__TASK PROMPT__: From the entries below, count the lines with "Windows". Write only the count.

__TASK DATA__:
= = =
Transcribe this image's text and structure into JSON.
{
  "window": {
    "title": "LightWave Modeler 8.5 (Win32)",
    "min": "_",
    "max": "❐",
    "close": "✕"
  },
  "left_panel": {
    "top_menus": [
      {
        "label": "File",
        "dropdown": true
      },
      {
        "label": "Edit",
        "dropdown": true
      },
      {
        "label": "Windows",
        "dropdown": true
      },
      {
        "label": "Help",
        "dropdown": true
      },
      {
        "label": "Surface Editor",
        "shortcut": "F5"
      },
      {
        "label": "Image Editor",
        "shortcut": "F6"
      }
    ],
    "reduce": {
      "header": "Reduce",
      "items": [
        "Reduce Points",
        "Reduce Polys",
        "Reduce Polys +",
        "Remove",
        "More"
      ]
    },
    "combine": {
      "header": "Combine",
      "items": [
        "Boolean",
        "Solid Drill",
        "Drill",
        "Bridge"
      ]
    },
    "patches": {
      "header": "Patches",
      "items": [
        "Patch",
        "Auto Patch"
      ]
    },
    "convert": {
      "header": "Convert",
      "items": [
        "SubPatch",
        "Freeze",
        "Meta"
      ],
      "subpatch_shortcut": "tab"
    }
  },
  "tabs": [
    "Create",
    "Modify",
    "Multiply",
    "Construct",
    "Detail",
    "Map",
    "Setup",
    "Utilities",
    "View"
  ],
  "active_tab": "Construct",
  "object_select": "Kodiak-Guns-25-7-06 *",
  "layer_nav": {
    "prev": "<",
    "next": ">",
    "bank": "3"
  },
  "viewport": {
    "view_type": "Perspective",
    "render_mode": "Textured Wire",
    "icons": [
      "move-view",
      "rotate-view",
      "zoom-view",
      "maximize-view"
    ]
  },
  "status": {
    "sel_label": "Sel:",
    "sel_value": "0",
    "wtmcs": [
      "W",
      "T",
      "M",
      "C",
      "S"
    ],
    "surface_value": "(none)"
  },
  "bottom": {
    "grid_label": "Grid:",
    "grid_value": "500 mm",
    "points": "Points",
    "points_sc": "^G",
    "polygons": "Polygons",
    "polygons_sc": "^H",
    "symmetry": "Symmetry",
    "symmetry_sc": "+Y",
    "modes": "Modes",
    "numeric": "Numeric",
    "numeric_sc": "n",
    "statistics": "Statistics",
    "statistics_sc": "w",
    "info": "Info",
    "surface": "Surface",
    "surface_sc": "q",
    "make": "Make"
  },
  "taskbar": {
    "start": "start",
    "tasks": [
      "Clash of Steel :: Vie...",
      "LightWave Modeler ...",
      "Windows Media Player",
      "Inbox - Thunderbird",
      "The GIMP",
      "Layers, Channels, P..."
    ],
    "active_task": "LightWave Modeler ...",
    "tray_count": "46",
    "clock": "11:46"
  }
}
= = =
__THE SOLUTION__: 2